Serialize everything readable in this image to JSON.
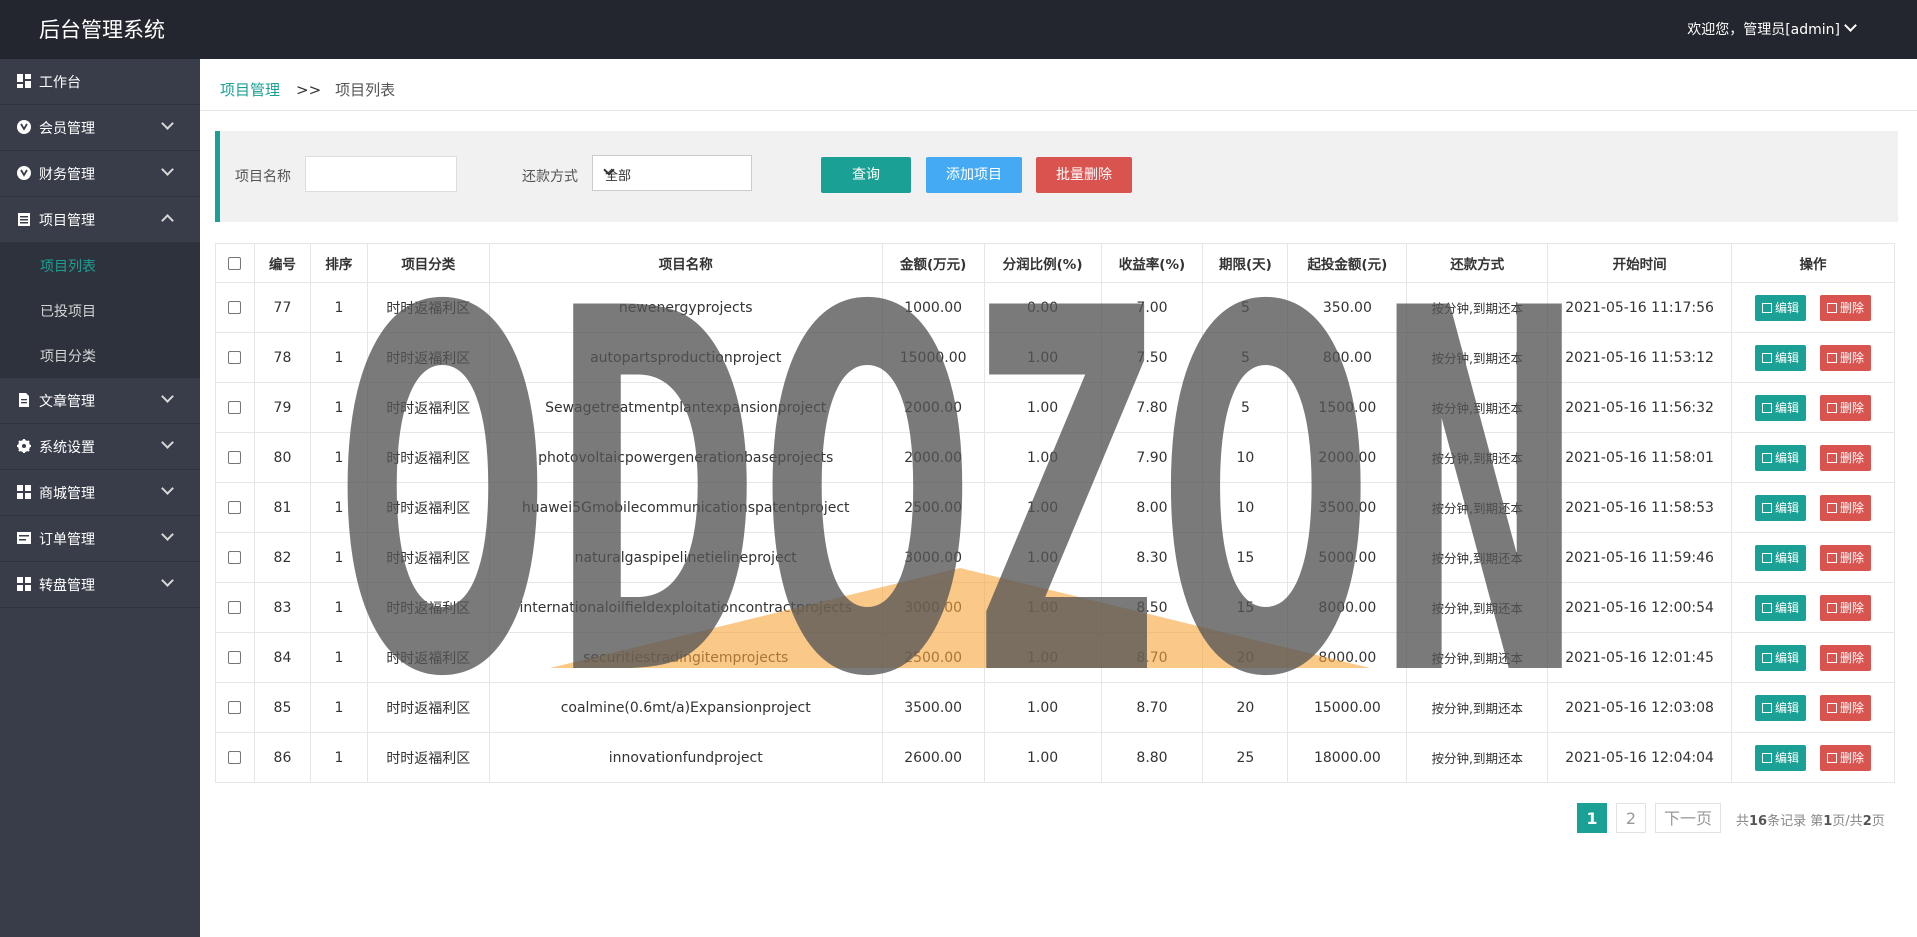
{
  "header": {
    "brand": "后台管理系统",
    "user_greeting": "欢迎您，管理员[admin]"
  },
  "sidebar": {
    "items": [
      {
        "label": "工作台",
        "icon": "dashboard-icon"
      },
      {
        "label": "会员管理",
        "icon": "member-icon"
      },
      {
        "label": "财务管理",
        "icon": "finance-icon"
      },
      {
        "label": "项目管理",
        "icon": "clipboard-icon"
      },
      {
        "label": "文章管理",
        "icon": "document-icon"
      },
      {
        "label": "系统设置",
        "icon": "gear-icon"
      },
      {
        "label": "商城管理",
        "icon": "grid-icon"
      },
      {
        "label": "订单管理",
        "icon": "order-icon"
      },
      {
        "label": "转盘管理",
        "icon": "grid-icon"
      }
    ],
    "sub_items": [
      "项目列表",
      "已投项目",
      "项目分类"
    ]
  },
  "breadcrumb": {
    "parent": "项目管理",
    "separator": ">>",
    "current": "项目列表"
  },
  "search": {
    "name_label": "项目名称",
    "name_value": "",
    "repay_label": "还款方式",
    "repay_selected": "全部",
    "query_label": "查询",
    "add_label": "添加项目",
    "batch_delete_label": "批量删除"
  },
  "table": {
    "headers": [
      "编号",
      "排序",
      "项目分类",
      "项目名称",
      "金额(万元)",
      "分润比例(%)",
      "收益率(%)",
      "期限(天)",
      "起投金额(元)",
      "还款方式",
      "开始时间",
      "操作"
    ],
    "edit_label": "编辑",
    "delete_label": "删除",
    "rows": [
      [
        "77",
        "1",
        "时时返福利区",
        "newenergyprojects",
        "1000.00",
        "0.00",
        "7.00",
        "5",
        "350.00",
        "按分钟,到期还本",
        "2021-05-16 11:17:56"
      ],
      [
        "78",
        "1",
        "时时返福利区",
        "autopartsproductionproject",
        "15000.00",
        "1.00",
        "7.50",
        "5",
        "800.00",
        "按分钟,到期还本",
        "2021-05-16 11:53:12"
      ],
      [
        "79",
        "1",
        "时时返福利区",
        "Sewagetreatmentplantexpansionproject",
        "2000.00",
        "1.00",
        "7.80",
        "5",
        "1500.00",
        "按分钟,到期还本",
        "2021-05-16 11:56:32"
      ],
      [
        "80",
        "1",
        "时时返福利区",
        "photovoltaicpowergenerationbaseprojects",
        "2000.00",
        "1.00",
        "7.90",
        "10",
        "2000.00",
        "按分钟,到期还本",
        "2021-05-16 11:58:01"
      ],
      [
        "81",
        "1",
        "时时返福利区",
        "huawei5Gmobilecommunicationspatentproject",
        "2500.00",
        "1.00",
        "8.00",
        "10",
        "3500.00",
        "按分钟,到期还本",
        "2021-05-16 11:58:53"
      ],
      [
        "82",
        "1",
        "时时返福利区",
        "naturalgaspipelinetielineproject",
        "3000.00",
        "1.00",
        "8.30",
        "15",
        "5000.00",
        "按分钟,到期还本",
        "2021-05-16 11:59:46"
      ],
      [
        "83",
        "1",
        "时时返福利区",
        "internationaloilfieldexploitationcontractprojects",
        "3000.00",
        "1.00",
        "8.50",
        "15",
        "8000.00",
        "按分钟,到期还本",
        "2021-05-16 12:00:54"
      ],
      [
        "84",
        "1",
        "时时返福利区",
        "securitiestradingitemprojects",
        "2500.00",
        "1.00",
        "8.70",
        "20",
        "8000.00",
        "按分钟,到期还本",
        "2021-05-16 12:01:45"
      ],
      [
        "85",
        "1",
        "时时返福利区",
        "coalmine(0.6mt/a)Expansionproject",
        "3500.00",
        "1.00",
        "8.70",
        "20",
        "15000.00",
        "按分钟,到期还本",
        "2021-05-16 12:03:08"
      ],
      [
        "86",
        "1",
        "时时返福利区",
        "innovationfundproject",
        "2600.00",
        "1.00",
        "8.80",
        "25",
        "18000.00",
        "按分钟,到期还本",
        "2021-05-16 12:04:04"
      ]
    ]
  },
  "pagination": {
    "pages": [
      "1",
      "2"
    ],
    "current": "1",
    "next_label": "下一页",
    "total_prefix": "共",
    "total_count": "16",
    "total_suffix": "条记录 第",
    "current_page": "1",
    "page_mid": "页/共",
    "total_pages": "2",
    "page_end": "页"
  },
  "watermark": {
    "text": "ODOZON"
  },
  "colors": {
    "topbar": "#23262e",
    "sidebar": "#393d49",
    "accent": "#1aa094",
    "blue": "#44aaf4",
    "red": "#d9534f"
  }
}
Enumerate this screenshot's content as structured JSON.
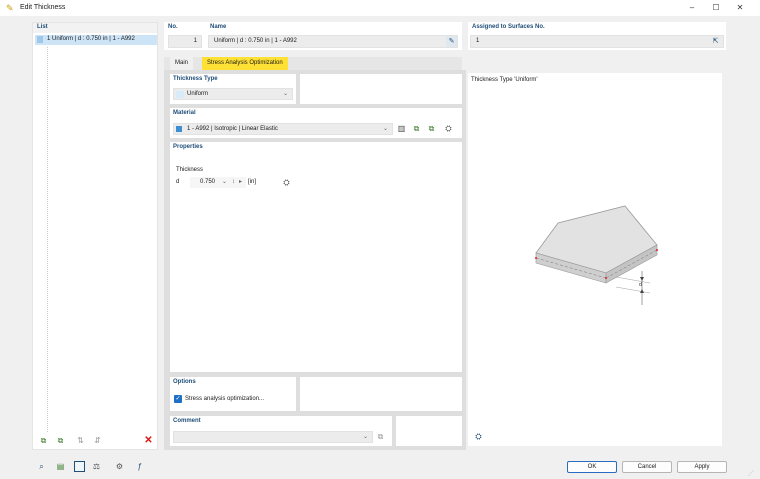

SHORT EXERCISE — Except for the pictures, copy every line of the records above exactly.

RESPONSE TO THE TASK —
Serialize everything readable in this image to JSON.
{
  "header": {
    "brand": "后台管理系统",
    "user_greeting": "欢迎您，管理员[admin]"
  },
  "sidebar": {
    "items": [
      {
        "label": "工作台",
        "icon": "dashboard-icon"
      },
      {
        "label": "会员管理",
        "icon": "member-icon"
      },
      {
        "label": "财务管理",
        "icon": "finance-icon"
      },
      {
        "label": "项目管理",
        "icon": "clipboard-icon"
      },
      {
        "label": "文章管理",
        "icon": "document-icon"
      },
      {
        "label": "系统设置",
        "icon": "gear-icon"
      },
      {
        "label": "商城管理",
        "icon": "grid-icon"
      },
      {
        "label": "订单管理",
        "icon": "order-icon"
      },
      {
        "label": "转盘管理",
        "icon": "grid-icon"
      }
    ],
    "sub_items": [
      "项目列表",
      "已投项目",
      "项目分类"
    ]
  },
  "breadcrumb": {
    "parent": "项目管理",
    "separator": ">>",
    "current": "项目列表"
  },
  "search": {
    "name_label": "项目名称",
    "name_value": "",
    "repay_label": "还款方式",
    "repay_selected": "全部",
    "query_label": "查询",
    "add_label": "添加项目",
    "batch_delete_label": "批量删除"
  },
  "table": {
    "headers": [
      "编号",
      "排序",
      "项目分类",
      "项目名称",
      "金额(万元)",
      "分润比例(%)",
      "收益率(%)",
      "期限(天)",
      "起投金额(元)",
      "还款方式",
      "开始时间",
      "操作"
    ],
    "edit_label": "编辑",
    "delete_label": "删除",
    "rows": [
      [
        "77",
        "1",
        "时时返福利区",
        "newenergyprojects",
        "1000.00",
        "0.00",
        "7.00",
        "5",
        "350.00",
        "按分钟,到期还本",
        "2021-05-16 11:17:56"
      ],
      [
        "78",
        "1",
        "时时返福利区",
        "autopartsproductionproject",
        "15000.00",
        "1.00",
        "7.50",
        "5",
        "800.00",
        "按分钟,到期还本",
        "2021-05-16 11:53:12"
      ],
      [
        "79",
        "1",
        "时时返福利区",
        "Sewagetreatmentplantexpansionproject",
        "2000.00",
        "1.00",
        "7.80",
        "5",
        "1500.00",
        "按分钟,到期还本",
        "2021-05-16 11:56:32"
      ],
      [
        "80",
        "1",
        "时时返福利区",
        "photovoltaicpowergenerationbaseprojects",
        "2000.00",
        "1.00",
        "7.90",
        "10",
        "2000.00",
        "按分钟,到期还本",
        "2021-05-16 11:58:01"
      ],
      [
        "81",
        "1",
        "时时返福利区",
        "huawei5Gmobilecommunicationspatentproject",
        "2500.00",
        "1.00",
        "8.00",
        "10",
        "3500.00",
        "按分钟,到期还本",
        "2021-05-16 11:58:53"
      ],
      [
        "82",
        "1",
        "时时返福利区",
        "naturalgaspipelinetielineproject",
        "3000.00",
        "1.00",
        "8.30",
        "15",
        "5000.00",
        "按分钟,到期还本",
        "2021-05-16 11:59:46"
      ],
      [
        "83",
        "1",
        "时时返福利区",
        "internationaloilfieldexploitationcontractprojects",
        "3000.00",
        "1.00",
        "8.50",
        "15",
        "8000.00",
        "按分钟,到期还本",
        "2021-05-16 12:00:54"
      ],
      [
        "84",
        "1",
        "时时返福利区",
        "securitiestradingitemprojects",
        "2500.00",
        "1.00",
        "8.70",
        "20",
        "8000.00",
        "按分钟,到期还本",
        "2021-05-16 12:01:45"
      ],
      [
        "85",
        "1",
        "时时返福利区",
        "coalmine(0.6mt/a)Expansionproject",
        "3500.00",
        "1.00",
        "8.70",
        "20",
        "15000.00",
        "按分钟,到期还本",
        "2021-05-16 12:03:08"
      ],
      [
        "86",
        "1",
        "时时返福利区",
        "innovationfundproject",
        "2600.00",
        "1.00",
        "8.80",
        "25",
        "18000.00",
        "按分钟,到期还本",
        "2021-05-16 12:04:04"
      ]
    ]
  },
  "pagination": {
    "pages": [
      "1",
      "2"
    ],
    "current": "1",
    "next_label": "下一页",
    "total_prefix": "共",
    "total_count": "16",
    "total_suffix": "条记录 第",
    "current_page": "1",
    "page_mid": "页/共",
    "total_pages": "2",
    "page_end": "页"
  },
  "watermark": {
    "text": "ODOZON"
  },
  "colors": {
    "topbar": "#23262e",
    "sidebar": "#393d49",
    "accent": "#1aa094",
    "blue": "#44aaf4",
    "red": "#d9534f"
  }
}
Enumerate this screenshot's content as structured JSON.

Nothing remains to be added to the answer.